**DO THIS**
Output the data below in full, byte for byte. Nothing may differ.

**RECORDS SUPPLIED**
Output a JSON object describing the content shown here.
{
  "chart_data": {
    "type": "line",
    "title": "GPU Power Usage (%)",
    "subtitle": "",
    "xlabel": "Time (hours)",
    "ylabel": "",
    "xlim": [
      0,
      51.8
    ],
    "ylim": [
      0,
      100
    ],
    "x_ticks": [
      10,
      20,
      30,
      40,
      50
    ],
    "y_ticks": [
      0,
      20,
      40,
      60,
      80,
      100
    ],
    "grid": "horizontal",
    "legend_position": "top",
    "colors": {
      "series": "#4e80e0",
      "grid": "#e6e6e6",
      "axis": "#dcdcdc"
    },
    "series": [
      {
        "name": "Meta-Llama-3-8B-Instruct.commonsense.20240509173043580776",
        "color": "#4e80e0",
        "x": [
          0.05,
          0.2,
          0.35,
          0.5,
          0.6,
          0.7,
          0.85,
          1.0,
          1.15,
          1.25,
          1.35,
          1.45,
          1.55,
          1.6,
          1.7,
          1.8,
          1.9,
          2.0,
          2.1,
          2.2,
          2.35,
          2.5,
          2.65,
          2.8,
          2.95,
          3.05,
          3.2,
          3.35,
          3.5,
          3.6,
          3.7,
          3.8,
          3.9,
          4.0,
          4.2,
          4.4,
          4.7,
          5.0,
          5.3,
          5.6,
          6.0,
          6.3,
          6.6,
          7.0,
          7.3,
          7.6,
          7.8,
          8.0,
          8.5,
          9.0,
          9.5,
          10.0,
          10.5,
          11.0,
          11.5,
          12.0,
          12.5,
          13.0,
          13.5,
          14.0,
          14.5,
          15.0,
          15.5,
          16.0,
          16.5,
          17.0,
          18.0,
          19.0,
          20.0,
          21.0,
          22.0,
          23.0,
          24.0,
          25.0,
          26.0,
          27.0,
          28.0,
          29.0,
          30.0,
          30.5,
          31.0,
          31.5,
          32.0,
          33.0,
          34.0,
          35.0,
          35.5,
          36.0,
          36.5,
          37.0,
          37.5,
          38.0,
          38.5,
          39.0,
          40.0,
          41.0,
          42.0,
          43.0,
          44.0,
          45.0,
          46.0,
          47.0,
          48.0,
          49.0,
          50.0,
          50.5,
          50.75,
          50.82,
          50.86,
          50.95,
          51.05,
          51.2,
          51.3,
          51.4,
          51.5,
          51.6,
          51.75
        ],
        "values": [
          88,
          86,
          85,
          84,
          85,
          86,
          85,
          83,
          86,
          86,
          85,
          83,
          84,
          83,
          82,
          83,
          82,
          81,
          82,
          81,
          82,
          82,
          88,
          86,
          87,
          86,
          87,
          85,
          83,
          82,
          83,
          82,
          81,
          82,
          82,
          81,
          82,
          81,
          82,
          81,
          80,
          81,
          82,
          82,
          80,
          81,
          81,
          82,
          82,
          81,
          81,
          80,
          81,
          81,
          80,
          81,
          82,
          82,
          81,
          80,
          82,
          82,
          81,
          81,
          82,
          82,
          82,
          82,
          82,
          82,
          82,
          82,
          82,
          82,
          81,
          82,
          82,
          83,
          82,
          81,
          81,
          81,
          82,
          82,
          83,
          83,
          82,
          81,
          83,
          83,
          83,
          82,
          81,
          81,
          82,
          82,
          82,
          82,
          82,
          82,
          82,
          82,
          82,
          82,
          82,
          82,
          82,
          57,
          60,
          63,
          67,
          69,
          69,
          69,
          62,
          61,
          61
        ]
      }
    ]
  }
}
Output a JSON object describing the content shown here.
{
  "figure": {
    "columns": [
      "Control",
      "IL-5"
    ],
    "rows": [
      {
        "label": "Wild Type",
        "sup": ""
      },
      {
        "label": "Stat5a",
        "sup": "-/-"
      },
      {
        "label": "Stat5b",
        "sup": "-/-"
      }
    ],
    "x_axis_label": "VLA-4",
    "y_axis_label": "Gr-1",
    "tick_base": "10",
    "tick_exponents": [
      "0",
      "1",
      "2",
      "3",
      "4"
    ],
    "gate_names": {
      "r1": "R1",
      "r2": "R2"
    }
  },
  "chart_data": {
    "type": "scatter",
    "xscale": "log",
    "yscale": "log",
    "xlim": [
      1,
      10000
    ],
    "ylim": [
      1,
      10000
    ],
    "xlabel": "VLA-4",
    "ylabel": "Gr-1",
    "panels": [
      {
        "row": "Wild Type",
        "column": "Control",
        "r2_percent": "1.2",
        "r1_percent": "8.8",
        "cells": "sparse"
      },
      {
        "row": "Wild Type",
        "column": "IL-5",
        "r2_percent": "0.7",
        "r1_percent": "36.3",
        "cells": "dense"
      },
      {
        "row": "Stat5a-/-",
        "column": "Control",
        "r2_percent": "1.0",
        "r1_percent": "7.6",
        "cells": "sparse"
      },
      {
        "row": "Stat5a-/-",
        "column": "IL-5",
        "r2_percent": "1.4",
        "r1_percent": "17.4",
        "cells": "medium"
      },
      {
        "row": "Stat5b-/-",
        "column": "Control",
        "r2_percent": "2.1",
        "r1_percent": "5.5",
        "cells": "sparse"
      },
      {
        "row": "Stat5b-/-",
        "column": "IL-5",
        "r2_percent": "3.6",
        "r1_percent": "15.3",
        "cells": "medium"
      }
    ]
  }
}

**EXERCISE SOLUTION**
Output a JSON object describing the content shown here.
{
  "chart_data": {
    "type": "line",
    "title": "GPU Power Usage (%)",
    "subtitle": "",
    "xlabel": "Time (hours)",
    "ylabel": "",
    "xlim": [
      0,
      51.8
    ],
    "ylim": [
      0,
      100
    ],
    "x_ticks": [
      10,
      20,
      30,
      40,
      50
    ],
    "y_ticks": [
      0,
      20,
      40,
      60,
      80,
      100
    ],
    "grid": "horizontal",
    "legend_position": "top",
    "colors": {
      "series": "#4e80e0",
      "grid": "#e6e6e6",
      "axis": "#dcdcdc"
    },
    "series": [
      {
        "name": "Meta-Llama-3-8B-Instruct.commonsense.20240509173043580776",
        "color": "#4e80e0",
        "x": [
          0.05,
          0.2,
          0.35,
          0.5,
          0.6,
          0.7,
          0.85,
          1.0,
          1.15,
          1.25,
          1.35,
          1.45,
          1.55,
          1.6,
          1.7,
          1.8,
          1.9,
          2.0,
          2.1,
          2.2,
          2.35,
          2.5,
          2.65,
          2.8,
          2.95,
          3.05,
          3.2,
          3.35,
          3.5,
          3.6,
          3.7,
          3.8,
          3.9,
          4.0,
          4.2,
          4.4,
          4.7,
          5.0,
          5.3,
          5.6,
          6.0,
          6.3,
          6.6,
          7.0,
          7.3,
          7.6,
          7.8,
          8.0,
          8.5,
          9.0,
          9.5,
          10.0,
          10.5,
          11.0,
          11.5,
          12.0,
          12.5,
          13.0,
          13.5,
          14.0,
          14.5,
          15.0,
          15.5,
          16.0,
          16.5,
          17.0,
          18.0,
          19.0,
          20.0,
          21.0,
          22.0,
          23.0,
          24.0,
          25.0,
          26.0,
          27.0,
          28.0,
          29.0,
          30.0,
          30.5,
          31.0,
          31.5,
          32.0,
          33.0,
          34.0,
          35.0,
          35.5,
          36.0,
          36.5,
          37.0,
          37.5,
          38.0,
          38.5,
          39.0,
          40.0,
          41.0,
          42.0,
          43.0,
          44.0,
          45.0,
          46.0,
          47.0,
          48.0,
          49.0,
          50.0,
          50.5,
          50.75,
          50.82,
          50.86,
          50.95,
          51.05,
          51.2,
          51.3,
          51.4,
          51.5,
          51.6,
          51.75
        ],
        "values": [
          88,
          86,
          85,
          84,
          85,
          86,
          85,
          83,
          86,
          86,
          85,
          83,
          84,
          83,
          82,
          83,
          82,
          81,
          82,
          81,
          82,
          82,
          88,
          86,
          87,
          86,
          87,
          85,
          83,
          82,
          83,
          82,
          81,
          82,
          82,
          81,
          82,
          81,
          82,
          81,
          80,
          81,
          82,
          82,
          80,
          81,
          81,
          82,
          82,
          81,
          81,
          80,
          81,
          81,
          80,
          81,
          82,
          82,
          81,
          80,
          82,
          82,
          81,
          81,
          82,
          82,
          82,
          82,
          82,
          82,
          82,
          82,
          82,
          82,
          81,
          82,
          82,
          83,
          82,
          81,
          81,
          81,
          82,
          82,
          83,
          83,
          82,
          81,
          83,
          83,
          83,
          82,
          81,
          81,
          82,
          82,
          82,
          82,
          82,
          82,
          82,
          82,
          82,
          82,
          82,
          82,
          82,
          57,
          60,
          63,
          67,
          69,
          69,
          69,
          62,
          61,
          61
        ]
      }
    ]
  }
}
Output a JSON object describing the content shown here.
{
  "figure": {
    "columns": [
      "Control",
      "IL-5"
    ],
    "rows": [
      {
        "label": "Wild Type",
        "sup": ""
      },
      {
        "label": "Stat5a",
        "sup": "-/-"
      },
      {
        "label": "Stat5b",
        "sup": "-/-"
      }
    ],
    "x_axis_label": "VLA-4",
    "y_axis_label": "Gr-1",
    "tick_base": "10",
    "tick_exponents": [
      "0",
      "1",
      "2",
      "3",
      "4"
    ],
    "gate_names": {
      "r1": "R1",
      "r2": "R2"
    }
  },
  "chart_data": {
    "type": "scatter",
    "xscale": "log",
    "yscale": "log",
    "xlim": [
      1,
      10000
    ],
    "ylim": [
      1,
      10000
    ],
    "xlabel": "VLA-4",
    "ylabel": "Gr-1",
    "panels": [
      {
        "row": "Wild Type",
        "column": "Control",
        "r2_percent": "1.2",
        "r1_percent": "8.8",
        "cells": "sparse"
      },
      {
        "row": "Wild Type",
        "column": "IL-5",
        "r2_percent": "0.7",
        "r1_percent": "36.3",
        "cells": "dense"
      },
      {
        "row": "Stat5a-/-",
        "column": "Control",
        "r2_percent": "1.0",
        "r1_percent": "7.6",
        "cells": "sparse"
      },
      {
        "row": "Stat5a-/-",
        "column": "IL-5",
        "r2_percent": "1.4",
        "r1_percent": "17.4",
        "cells": "medium"
      },
      {
        "row": "Stat5b-/-",
        "column": "Control",
        "r2_percent": "2.1",
        "r1_percent": "5.5",
        "cells": "sparse"
      },
      {
        "row": "Stat5b-/-",
        "column": "IL-5",
        "r2_percent": "3.6",
        "r1_percent": "15.3",
        "cells": "medium"
      }
    ]
  }
}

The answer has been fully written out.